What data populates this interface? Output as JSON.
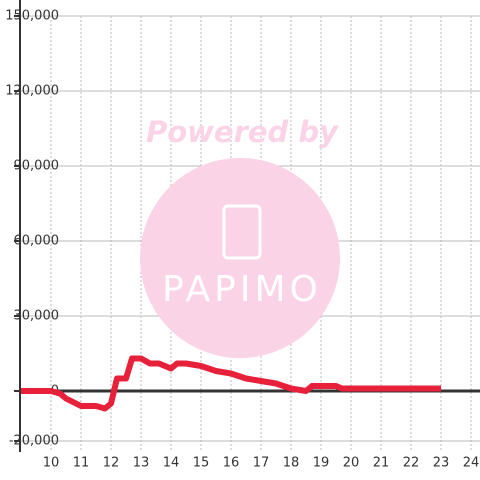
{
  "chart_data": {
    "type": "line",
    "watermark": {
      "title": "Powered by",
      "brand": "PAPIMO"
    },
    "x": [
      9,
      10,
      10.3,
      10.5,
      11,
      11.5,
      11.8,
      12,
      12.2,
      12.5,
      12.7,
      13,
      13.3,
      13.6,
      14,
      14.2,
      14.5,
      15,
      15.5,
      16,
      16.5,
      17,
      17.5,
      18,
      18.5,
      18.7,
      19,
      19.5,
      19.7,
      20,
      23
    ],
    "series": [
      {
        "color": "#e8213a",
        "values": [
          0,
          0,
          -1000,
          -3000,
          -6000,
          -6000,
          -7000,
          -5000,
          5000,
          5000,
          13000,
          13000,
          11000,
          11000,
          9000,
          11000,
          11000,
          10000,
          8000,
          7000,
          5000,
          4000,
          3000,
          1000,
          0,
          2000,
          2000,
          2000,
          1000,
          1000,
          1000
        ]
      }
    ],
    "xlim": [
      9,
      24.3
    ],
    "ylim": [
      -20000,
      150000
    ],
    "xticks": [
      10,
      11,
      12,
      13,
      14,
      15,
      16,
      17,
      18,
      19,
      20,
      21,
      22,
      23,
      24
    ],
    "yticks": [
      {
        "value": -20000,
        "label": "-20,000"
      },
      0,
      {
        "value": 30000,
        "label": "30,000"
      },
      {
        "value": 60000,
        "label": "60,000"
      },
      {
        "value": 90000,
        "label": "90,000"
      },
      {
        "value": 120000,
        "label": "120,000"
      },
      {
        "value": 150000,
        "label": "150,000"
      }
    ],
    "grid": true
  }
}
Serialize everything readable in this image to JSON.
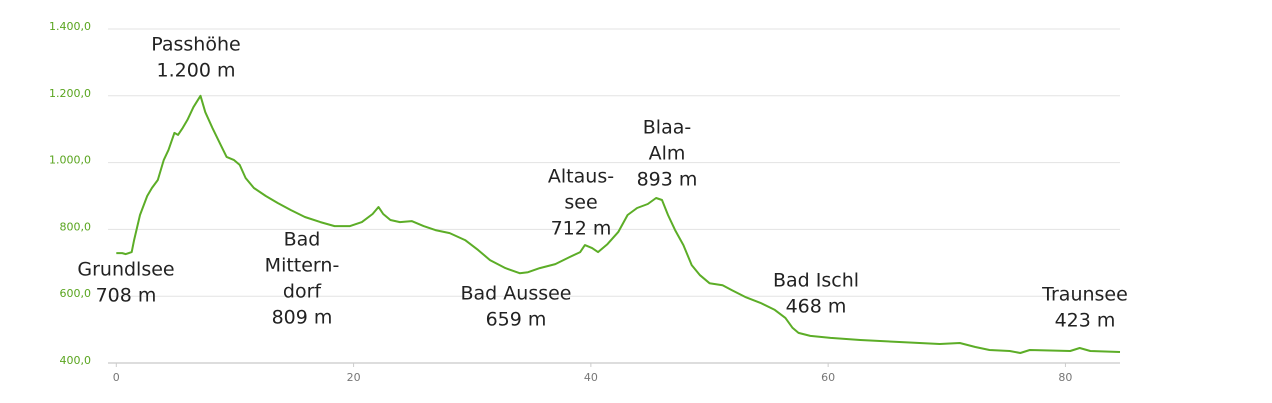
{
  "chart_data": {
    "type": "line",
    "x": [
      0,
      0.5,
      0.8,
      1.3,
      1.5,
      2.0,
      2.6,
      3.0,
      3.5,
      4.0,
      4.4,
      4.9,
      5.2,
      5.6,
      6.0,
      6.5,
      7.1,
      7.5,
      8.1,
      8.8,
      9.3,
      9.9,
      10.4,
      10.9,
      11.6,
      12.6,
      13.6,
      14.7,
      15.9,
      17.2,
      18.4,
      19.7,
      20.7,
      21.6,
      22.1,
      22.5,
      23.1,
      23.9,
      24.9,
      25.9,
      26.9,
      28.1,
      29.4,
      30.5,
      31.5,
      32.8,
      34.0,
      34.7,
      35.7,
      37.0,
      38.2,
      39.1,
      39.5,
      40.1,
      40.6,
      41.4,
      42.3,
      43.1,
      43.9,
      44.8,
      45.5,
      46.0,
      46.5,
      47.1,
      47.8,
      48.5,
      49.2,
      50.0,
      51.1,
      51.9,
      53.0,
      54.3,
      55.5,
      56.4,
      57.0,
      57.5,
      58.5,
      60.2,
      62.7,
      66.0,
      69.4,
      71.1,
      72.4,
      73.6,
      75.3,
      76.2,
      77.0,
      80.4,
      81.2,
      82.1,
      84.6
    ],
    "series": [
      {
        "color": "#5cad27",
        "values": [
          729,
          729,
          726,
          732,
          768,
          843,
          900,
          924,
          948,
          1008,
          1038,
          1089,
          1083,
          1104,
          1128,
          1166,
          1200,
          1151,
          1104,
          1053,
          1017,
          1008,
          993,
          954,
          924,
          900,
          879,
          858,
          837,
          822,
          810,
          810,
          822,
          846,
          867,
          846,
          828,
          822,
          825,
          810,
          798,
          789,
          768,
          738,
          708,
          684,
          669,
          672,
          684,
          696,
          717,
          732,
          753,
          744,
          732,
          756,
          792,
          843,
          864,
          876,
          894,
          888,
          843,
          798,
          753,
          693,
          663,
          639,
          633,
          618,
          598,
          580,
          559,
          535,
          505,
          490,
          481,
          475,
          469,
          463,
          457,
          460,
          448,
          439,
          436,
          430,
          439,
          436,
          445,
          436,
          433
        ]
      }
    ],
    "xlim": [
      -0.7,
      84.6
    ],
    "xticks": [
      0,
      20,
      40,
      60,
      80
    ],
    "ylim": [
      400,
      1400
    ],
    "yticks": [
      {
        "value": 400,
        "label": "400,0"
      },
      {
        "value": 600,
        "label": "600,0"
      },
      {
        "value": 800,
        "label": "800,0"
      },
      {
        "value": 1000,
        "label": "1.000,0"
      },
      {
        "value": 1200,
        "label": "1.200,0"
      },
      {
        "value": 1400,
        "label": "1.400,0"
      }
    ],
    "grid": true,
    "annotations": [
      [
        "Passhöhe",
        "1.200 m"
      ],
      [
        "Grundlsee",
        "708 m"
      ],
      [
        "Bad",
        "Mittern-",
        "dorf",
        "809 m"
      ],
      [
        "Bad Aussee",
        "659 m"
      ],
      [
        "Altaus-",
        "see",
        "712 m"
      ],
      [
        "Blaa-",
        "Alm",
        "893 m"
      ],
      [
        "Bad Ischl",
        "468 m"
      ],
      [
        "Traunsee",
        "423 m"
      ]
    ]
  }
}
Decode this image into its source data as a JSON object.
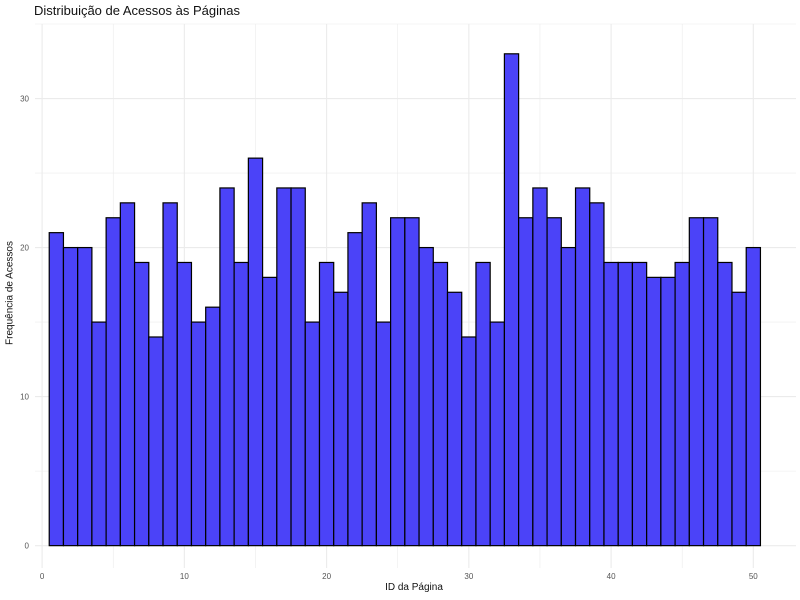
{
  "chart_data": {
    "type": "bar",
    "title": "Distribuição de Acessos às Páginas",
    "xlabel": "ID da Página",
    "ylabel": "Frequência de Acessos",
    "x": [
      1,
      2,
      3,
      4,
      5,
      6,
      7,
      8,
      9,
      10,
      11,
      12,
      13,
      14,
      15,
      16,
      17,
      18,
      19,
      20,
      21,
      22,
      23,
      24,
      25,
      26,
      27,
      28,
      29,
      30,
      31,
      32,
      33,
      34,
      35,
      36,
      37,
      38,
      39,
      40,
      41,
      42,
      43,
      44,
      45,
      46,
      47,
      48,
      49,
      50
    ],
    "values": [
      21,
      20,
      20,
      15,
      22,
      23,
      19,
      14,
      23,
      19,
      15,
      16,
      24,
      19,
      26,
      18,
      24,
      24,
      15,
      19,
      17,
      21,
      23,
      15,
      22,
      22,
      20,
      19,
      17,
      14,
      19,
      15,
      33,
      22,
      24,
      22,
      20,
      24,
      23,
      19,
      19,
      19,
      18,
      18,
      19,
      22,
      22,
      19,
      17,
      20
    ],
    "xticks": [
      0,
      10,
      20,
      30,
      40,
      50
    ],
    "yticks": [
      0,
      10,
      20,
      30
    ],
    "xlim": [
      -0.5,
      53.0
    ],
    "ylim": [
      -1.5,
      35.0
    ],
    "grid": true,
    "bar_fill": "#4b43f8",
    "bar_edge": "#000000",
    "grid_color": "#ebebeb",
    "background": "#ffffff"
  }
}
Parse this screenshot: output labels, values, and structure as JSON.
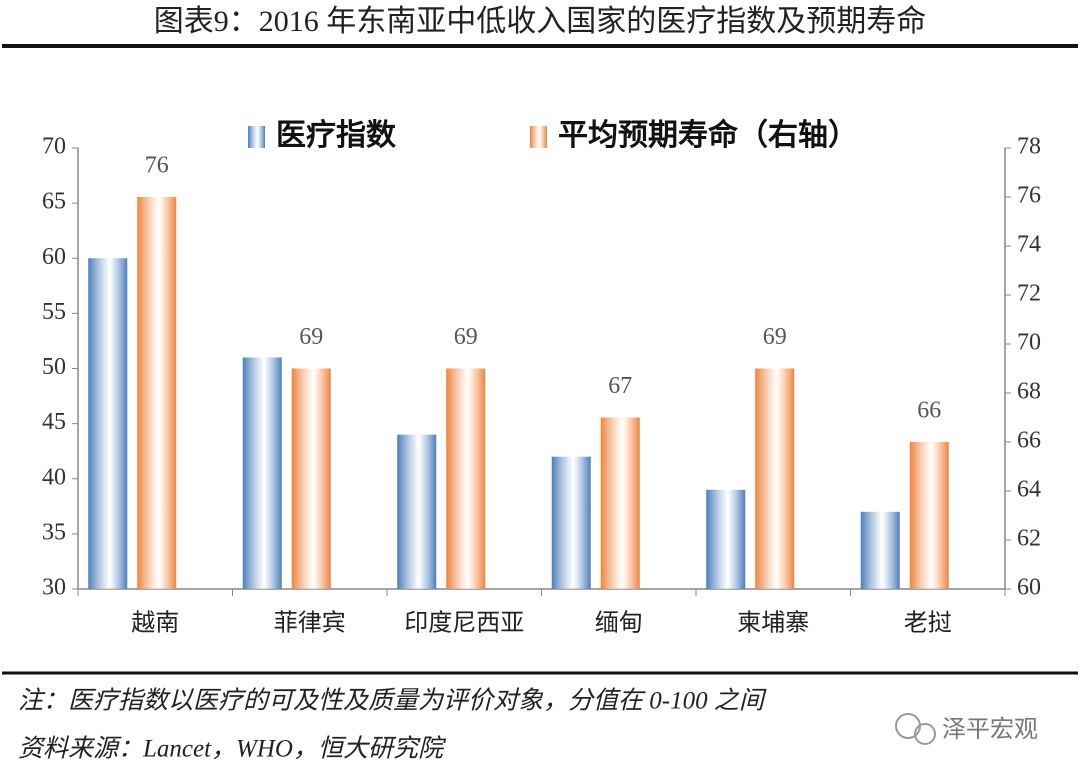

- Goal -
Within the material above, find the lines that contain the word "image"; copy them.

- Result of the task -
Serialize everything readable in this image to JSON.
Decode this image into its source data as a JSON object.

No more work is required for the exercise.